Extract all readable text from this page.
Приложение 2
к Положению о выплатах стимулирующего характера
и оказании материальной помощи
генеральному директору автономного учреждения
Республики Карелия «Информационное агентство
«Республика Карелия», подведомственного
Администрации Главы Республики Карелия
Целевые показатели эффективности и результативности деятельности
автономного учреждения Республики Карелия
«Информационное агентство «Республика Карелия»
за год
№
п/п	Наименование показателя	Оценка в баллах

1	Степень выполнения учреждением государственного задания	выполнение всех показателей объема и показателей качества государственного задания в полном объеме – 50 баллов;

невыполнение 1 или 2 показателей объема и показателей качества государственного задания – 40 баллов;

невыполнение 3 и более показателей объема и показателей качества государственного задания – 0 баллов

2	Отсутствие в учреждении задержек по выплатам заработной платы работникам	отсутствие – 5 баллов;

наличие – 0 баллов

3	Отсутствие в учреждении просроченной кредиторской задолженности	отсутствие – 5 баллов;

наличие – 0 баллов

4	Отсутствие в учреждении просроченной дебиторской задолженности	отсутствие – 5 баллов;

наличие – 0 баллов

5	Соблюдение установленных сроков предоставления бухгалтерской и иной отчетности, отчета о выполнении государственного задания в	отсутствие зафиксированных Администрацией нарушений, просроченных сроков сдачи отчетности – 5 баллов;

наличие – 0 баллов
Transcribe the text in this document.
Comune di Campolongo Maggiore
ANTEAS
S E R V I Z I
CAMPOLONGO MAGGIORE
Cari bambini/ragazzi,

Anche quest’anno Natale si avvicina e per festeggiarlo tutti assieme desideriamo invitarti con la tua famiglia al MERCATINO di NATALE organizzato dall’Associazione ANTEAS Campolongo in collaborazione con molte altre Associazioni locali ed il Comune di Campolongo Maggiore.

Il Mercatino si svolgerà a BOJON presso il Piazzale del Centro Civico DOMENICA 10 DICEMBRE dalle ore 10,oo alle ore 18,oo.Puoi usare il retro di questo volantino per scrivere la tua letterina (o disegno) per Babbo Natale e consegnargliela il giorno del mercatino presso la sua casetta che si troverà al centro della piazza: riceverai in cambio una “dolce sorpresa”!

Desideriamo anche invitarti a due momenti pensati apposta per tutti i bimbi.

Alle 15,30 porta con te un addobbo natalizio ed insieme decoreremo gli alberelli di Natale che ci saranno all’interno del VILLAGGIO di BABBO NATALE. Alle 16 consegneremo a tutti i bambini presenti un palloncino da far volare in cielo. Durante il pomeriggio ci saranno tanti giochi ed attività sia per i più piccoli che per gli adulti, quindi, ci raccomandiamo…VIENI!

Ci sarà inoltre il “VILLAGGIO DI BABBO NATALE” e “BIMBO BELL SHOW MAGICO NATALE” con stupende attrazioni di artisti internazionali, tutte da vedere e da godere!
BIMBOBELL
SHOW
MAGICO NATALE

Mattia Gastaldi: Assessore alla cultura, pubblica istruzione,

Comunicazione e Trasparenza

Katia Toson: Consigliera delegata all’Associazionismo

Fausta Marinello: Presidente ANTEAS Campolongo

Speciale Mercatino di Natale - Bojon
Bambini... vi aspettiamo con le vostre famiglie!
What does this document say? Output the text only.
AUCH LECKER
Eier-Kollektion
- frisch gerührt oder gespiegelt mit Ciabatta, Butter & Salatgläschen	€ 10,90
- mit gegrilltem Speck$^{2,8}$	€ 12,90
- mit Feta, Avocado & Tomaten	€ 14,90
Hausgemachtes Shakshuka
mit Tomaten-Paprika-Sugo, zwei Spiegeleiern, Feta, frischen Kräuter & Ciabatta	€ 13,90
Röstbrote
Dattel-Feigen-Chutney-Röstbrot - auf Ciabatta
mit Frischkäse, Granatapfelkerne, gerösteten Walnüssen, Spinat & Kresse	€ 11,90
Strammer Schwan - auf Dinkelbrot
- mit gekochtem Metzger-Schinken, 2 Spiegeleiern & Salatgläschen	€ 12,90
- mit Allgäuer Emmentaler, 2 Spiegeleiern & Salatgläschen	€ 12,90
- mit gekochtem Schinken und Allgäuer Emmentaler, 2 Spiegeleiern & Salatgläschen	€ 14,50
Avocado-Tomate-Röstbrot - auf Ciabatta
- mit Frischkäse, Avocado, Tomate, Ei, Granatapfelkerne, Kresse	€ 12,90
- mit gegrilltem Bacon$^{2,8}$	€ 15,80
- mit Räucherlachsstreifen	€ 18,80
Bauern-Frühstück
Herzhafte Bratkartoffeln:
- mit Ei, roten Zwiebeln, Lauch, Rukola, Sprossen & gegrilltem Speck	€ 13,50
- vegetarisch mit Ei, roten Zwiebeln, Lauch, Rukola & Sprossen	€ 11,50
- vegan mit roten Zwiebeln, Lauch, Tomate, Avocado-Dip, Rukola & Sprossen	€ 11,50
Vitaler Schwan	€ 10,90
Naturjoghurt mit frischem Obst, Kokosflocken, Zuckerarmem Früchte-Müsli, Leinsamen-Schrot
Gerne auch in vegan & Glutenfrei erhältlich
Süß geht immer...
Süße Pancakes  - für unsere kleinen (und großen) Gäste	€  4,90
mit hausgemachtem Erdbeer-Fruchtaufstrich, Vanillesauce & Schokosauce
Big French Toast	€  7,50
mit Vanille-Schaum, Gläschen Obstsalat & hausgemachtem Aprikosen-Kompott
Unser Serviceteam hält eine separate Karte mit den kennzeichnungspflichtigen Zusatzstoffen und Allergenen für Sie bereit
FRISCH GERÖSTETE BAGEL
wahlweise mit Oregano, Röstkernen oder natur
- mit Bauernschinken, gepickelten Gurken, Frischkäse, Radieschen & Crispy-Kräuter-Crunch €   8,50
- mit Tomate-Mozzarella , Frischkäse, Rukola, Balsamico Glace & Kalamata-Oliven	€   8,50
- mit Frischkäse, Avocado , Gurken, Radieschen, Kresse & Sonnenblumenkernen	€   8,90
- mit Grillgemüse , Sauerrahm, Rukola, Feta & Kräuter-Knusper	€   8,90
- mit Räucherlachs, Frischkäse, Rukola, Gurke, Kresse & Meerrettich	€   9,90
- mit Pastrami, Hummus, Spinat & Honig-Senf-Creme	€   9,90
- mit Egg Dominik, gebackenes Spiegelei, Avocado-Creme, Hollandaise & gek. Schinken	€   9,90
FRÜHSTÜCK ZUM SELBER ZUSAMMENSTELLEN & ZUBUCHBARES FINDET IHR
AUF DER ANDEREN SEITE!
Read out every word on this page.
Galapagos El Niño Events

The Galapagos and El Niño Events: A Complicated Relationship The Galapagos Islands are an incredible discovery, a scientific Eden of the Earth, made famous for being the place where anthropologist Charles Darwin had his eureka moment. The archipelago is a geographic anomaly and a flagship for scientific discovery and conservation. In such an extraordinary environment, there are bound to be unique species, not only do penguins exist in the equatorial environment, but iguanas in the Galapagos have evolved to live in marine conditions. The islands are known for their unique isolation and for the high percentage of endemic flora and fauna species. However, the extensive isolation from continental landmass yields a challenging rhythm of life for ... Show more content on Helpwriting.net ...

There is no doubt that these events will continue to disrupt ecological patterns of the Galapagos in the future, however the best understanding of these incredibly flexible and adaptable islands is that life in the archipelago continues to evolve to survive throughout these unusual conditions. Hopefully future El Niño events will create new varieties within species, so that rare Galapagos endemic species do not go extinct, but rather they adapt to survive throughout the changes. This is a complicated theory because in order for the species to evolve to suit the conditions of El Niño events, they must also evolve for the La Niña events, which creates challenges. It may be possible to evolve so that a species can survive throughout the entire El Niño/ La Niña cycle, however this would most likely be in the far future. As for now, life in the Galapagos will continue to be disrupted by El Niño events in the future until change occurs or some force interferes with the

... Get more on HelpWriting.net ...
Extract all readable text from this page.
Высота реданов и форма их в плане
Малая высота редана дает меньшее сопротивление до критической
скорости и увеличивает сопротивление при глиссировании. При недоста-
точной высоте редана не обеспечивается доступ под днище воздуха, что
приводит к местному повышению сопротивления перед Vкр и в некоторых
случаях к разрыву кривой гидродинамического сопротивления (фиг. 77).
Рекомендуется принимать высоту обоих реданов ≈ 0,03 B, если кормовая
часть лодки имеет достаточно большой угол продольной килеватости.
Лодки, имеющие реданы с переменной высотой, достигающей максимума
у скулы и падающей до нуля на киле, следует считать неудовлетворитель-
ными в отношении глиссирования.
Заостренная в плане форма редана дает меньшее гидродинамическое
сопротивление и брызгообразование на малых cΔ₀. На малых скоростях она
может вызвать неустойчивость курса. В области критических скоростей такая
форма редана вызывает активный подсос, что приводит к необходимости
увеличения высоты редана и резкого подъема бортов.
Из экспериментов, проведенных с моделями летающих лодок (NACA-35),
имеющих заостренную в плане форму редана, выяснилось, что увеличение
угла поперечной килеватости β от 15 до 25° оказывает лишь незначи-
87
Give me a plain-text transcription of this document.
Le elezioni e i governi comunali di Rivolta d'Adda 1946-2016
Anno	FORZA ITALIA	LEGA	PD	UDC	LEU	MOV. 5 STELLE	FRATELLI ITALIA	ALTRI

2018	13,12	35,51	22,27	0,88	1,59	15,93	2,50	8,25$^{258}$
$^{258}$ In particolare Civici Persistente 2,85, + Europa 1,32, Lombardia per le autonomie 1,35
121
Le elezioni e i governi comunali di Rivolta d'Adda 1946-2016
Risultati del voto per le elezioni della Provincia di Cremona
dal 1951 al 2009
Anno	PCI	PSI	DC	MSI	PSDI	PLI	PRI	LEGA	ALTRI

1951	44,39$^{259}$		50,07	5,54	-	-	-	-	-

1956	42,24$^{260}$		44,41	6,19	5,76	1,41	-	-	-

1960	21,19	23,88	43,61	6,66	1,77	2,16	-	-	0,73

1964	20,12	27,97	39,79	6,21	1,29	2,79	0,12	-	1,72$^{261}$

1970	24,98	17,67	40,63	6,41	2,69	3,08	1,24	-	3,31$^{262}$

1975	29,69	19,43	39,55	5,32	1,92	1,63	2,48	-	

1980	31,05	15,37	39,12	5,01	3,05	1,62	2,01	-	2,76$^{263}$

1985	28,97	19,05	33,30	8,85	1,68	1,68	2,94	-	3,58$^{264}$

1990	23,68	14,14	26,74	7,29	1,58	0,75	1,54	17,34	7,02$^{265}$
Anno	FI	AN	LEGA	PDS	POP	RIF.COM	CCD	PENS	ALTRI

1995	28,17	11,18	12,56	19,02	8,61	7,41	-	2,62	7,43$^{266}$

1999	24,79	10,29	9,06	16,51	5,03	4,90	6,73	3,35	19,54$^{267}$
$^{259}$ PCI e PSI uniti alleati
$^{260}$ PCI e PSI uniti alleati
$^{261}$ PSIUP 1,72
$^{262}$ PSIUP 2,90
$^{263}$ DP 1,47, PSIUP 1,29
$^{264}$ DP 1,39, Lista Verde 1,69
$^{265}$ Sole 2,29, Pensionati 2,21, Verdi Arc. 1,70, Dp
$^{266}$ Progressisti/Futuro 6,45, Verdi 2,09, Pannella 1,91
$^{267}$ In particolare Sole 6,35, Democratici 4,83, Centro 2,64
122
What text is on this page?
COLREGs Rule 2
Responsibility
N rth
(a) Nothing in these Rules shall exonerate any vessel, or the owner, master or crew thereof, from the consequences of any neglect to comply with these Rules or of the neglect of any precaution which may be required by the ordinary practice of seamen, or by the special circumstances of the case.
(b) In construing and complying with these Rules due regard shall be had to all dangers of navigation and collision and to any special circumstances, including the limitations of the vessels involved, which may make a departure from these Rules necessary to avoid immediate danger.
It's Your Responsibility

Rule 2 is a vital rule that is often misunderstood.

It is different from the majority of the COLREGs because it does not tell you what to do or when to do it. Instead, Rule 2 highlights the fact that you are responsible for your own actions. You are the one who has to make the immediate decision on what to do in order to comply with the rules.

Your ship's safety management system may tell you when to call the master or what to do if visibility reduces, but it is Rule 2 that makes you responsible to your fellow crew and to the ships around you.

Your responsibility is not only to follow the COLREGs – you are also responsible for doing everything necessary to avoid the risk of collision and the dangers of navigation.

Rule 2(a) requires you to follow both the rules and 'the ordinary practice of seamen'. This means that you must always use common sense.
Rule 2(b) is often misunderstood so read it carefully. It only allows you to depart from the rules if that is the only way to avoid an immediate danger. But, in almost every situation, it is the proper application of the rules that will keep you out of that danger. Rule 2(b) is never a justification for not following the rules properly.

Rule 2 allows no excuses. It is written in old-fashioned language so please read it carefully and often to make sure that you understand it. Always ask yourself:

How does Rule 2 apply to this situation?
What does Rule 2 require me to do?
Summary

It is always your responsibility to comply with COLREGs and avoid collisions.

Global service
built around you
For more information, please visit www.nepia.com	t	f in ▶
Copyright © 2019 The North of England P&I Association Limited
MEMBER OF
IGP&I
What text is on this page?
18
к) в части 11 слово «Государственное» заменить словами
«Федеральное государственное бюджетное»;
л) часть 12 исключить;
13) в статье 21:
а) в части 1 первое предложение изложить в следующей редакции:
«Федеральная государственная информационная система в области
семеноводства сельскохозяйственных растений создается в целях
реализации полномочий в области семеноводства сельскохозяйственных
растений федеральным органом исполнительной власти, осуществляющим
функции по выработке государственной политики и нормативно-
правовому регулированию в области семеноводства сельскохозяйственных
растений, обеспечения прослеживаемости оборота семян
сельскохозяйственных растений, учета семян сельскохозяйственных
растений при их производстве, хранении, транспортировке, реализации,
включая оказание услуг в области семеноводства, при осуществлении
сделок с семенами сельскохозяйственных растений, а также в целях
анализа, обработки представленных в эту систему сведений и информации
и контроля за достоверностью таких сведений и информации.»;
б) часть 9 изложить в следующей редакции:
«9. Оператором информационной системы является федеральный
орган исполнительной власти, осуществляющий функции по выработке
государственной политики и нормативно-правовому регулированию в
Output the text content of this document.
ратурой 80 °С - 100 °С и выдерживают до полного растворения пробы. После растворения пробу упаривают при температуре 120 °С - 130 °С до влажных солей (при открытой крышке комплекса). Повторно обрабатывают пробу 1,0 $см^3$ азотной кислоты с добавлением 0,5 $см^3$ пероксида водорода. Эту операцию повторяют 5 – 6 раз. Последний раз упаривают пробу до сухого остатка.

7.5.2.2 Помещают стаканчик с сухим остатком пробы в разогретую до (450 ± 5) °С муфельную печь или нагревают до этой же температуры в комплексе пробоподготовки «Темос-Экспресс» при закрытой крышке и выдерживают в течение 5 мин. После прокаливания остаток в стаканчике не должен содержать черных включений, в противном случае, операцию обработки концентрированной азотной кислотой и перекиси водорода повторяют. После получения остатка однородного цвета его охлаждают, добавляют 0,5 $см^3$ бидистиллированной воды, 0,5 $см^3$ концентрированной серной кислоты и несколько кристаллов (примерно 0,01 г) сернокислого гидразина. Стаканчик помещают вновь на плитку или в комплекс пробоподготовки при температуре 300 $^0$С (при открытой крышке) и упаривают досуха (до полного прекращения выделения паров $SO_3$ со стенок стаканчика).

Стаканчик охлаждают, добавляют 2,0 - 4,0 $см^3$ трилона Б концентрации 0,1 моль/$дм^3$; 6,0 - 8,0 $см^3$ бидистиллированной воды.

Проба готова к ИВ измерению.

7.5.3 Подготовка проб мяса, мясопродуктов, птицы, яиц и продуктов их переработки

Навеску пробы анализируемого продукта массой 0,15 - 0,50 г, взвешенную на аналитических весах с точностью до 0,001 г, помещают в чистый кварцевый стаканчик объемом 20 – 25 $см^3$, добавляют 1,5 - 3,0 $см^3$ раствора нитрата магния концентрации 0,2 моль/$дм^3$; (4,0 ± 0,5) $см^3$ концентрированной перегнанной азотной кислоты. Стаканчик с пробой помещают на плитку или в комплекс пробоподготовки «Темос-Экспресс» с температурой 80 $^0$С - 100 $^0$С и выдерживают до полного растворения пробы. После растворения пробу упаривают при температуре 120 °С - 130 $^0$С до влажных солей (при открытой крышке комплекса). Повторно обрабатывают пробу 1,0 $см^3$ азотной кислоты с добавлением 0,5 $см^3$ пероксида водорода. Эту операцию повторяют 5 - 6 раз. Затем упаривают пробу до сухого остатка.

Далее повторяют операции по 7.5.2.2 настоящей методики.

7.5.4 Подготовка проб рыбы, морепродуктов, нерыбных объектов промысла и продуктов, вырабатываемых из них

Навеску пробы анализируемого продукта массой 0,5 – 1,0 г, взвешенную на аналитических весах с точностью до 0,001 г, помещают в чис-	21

• **Problem statement**
All lines above containing the string "Zwiebeln" are to be collected.

• **Solution for this problem**
- mit Ei, roten Zwiebeln, Lauch, Rukola, Sprossen & gegrilltem Speck	€ 13,50
- vegetarisch mit Ei, roten Zwiebeln, Lauch, Rukola & Sprossen	€ 11,50
- vegan mit roten Zwiebeln, Lauch, Tomate, Avocado-Dip, Rukola & Sprossen	€ 11,50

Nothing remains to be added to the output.